● YOUR TASK
Collect every line that includes the string "name".
◇ ◇ ◇ ◇
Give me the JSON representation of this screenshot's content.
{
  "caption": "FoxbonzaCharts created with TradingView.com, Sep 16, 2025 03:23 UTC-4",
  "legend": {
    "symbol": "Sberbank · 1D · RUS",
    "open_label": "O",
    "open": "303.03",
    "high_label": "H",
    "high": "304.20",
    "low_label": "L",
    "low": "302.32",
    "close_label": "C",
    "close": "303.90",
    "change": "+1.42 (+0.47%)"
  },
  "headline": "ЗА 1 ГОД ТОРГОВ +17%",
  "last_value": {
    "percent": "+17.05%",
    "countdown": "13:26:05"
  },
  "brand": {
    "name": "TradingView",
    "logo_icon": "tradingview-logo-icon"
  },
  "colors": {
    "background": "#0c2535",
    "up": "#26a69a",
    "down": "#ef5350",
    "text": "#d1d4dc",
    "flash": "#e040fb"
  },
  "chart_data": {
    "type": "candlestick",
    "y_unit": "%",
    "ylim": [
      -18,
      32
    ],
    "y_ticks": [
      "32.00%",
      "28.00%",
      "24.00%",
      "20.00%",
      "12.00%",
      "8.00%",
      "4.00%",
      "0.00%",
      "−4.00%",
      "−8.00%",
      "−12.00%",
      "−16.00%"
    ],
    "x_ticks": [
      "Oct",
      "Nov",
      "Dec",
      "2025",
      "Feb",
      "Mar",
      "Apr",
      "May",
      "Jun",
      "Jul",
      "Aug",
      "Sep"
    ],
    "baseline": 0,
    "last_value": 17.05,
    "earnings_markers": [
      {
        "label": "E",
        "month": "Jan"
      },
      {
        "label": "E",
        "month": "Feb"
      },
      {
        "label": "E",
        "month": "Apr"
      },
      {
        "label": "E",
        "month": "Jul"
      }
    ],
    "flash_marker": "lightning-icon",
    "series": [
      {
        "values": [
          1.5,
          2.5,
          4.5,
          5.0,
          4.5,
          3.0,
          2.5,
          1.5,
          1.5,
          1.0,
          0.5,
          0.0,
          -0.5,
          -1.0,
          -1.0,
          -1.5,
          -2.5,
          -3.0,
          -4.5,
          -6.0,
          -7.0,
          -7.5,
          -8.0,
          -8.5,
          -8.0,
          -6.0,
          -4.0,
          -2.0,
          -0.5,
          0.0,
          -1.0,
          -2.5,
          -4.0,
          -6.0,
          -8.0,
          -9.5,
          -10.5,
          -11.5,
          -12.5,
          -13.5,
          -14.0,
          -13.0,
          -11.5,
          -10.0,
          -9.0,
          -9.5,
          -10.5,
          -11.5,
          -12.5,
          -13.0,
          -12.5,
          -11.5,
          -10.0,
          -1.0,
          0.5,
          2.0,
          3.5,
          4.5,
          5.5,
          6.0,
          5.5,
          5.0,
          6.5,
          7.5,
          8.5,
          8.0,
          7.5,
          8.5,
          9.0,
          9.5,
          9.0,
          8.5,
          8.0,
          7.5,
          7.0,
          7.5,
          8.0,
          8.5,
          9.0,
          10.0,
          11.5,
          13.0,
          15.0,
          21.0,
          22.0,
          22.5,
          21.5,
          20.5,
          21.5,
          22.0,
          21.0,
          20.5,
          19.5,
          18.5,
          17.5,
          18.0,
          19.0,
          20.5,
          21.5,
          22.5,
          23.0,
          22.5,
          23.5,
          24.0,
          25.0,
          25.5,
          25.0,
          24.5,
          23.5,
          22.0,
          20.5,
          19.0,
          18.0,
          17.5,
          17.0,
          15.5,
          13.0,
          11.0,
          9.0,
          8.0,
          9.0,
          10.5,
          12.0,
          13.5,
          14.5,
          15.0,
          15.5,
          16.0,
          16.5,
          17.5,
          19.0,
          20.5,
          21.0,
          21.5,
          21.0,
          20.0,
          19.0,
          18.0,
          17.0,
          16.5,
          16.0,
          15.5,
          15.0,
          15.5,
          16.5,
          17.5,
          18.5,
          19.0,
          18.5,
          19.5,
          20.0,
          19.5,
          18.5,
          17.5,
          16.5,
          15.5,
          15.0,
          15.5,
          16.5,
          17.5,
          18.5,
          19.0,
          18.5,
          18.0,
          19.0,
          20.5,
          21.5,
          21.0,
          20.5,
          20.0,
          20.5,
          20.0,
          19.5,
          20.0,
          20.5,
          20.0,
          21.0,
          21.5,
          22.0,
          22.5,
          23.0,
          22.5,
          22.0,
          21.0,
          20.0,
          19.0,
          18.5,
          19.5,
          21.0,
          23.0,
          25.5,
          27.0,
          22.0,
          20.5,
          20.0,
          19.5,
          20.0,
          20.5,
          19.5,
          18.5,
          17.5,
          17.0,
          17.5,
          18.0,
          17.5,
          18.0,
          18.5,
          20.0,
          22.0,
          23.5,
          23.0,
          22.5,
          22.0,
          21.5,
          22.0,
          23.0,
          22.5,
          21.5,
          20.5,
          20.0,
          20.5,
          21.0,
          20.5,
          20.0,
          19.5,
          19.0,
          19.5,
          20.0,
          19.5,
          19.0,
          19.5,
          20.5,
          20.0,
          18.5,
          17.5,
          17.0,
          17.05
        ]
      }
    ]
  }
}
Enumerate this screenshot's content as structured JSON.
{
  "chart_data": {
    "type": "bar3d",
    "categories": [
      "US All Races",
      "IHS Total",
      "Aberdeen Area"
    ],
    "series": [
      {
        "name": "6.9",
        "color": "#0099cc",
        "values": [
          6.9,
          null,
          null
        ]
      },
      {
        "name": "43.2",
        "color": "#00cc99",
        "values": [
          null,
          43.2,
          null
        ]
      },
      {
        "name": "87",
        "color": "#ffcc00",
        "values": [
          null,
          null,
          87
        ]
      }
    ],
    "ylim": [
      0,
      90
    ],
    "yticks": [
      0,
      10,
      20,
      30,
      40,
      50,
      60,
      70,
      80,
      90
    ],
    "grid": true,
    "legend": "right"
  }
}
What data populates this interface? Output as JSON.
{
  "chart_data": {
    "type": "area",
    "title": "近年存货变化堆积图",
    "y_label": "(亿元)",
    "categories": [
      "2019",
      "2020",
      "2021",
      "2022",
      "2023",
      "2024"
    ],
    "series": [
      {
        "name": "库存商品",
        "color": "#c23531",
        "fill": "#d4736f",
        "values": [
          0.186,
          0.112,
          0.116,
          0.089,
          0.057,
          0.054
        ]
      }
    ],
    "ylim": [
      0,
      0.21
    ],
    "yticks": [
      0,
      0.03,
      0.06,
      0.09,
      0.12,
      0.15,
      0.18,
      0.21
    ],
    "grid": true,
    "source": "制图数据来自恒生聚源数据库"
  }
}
◇ ◇ ◇ ◇
● RESPONSE
    "name": "TradingView",
        "name": "6.9",
        "name": "43.2",
        "name": "87",
        "name": "库存商品",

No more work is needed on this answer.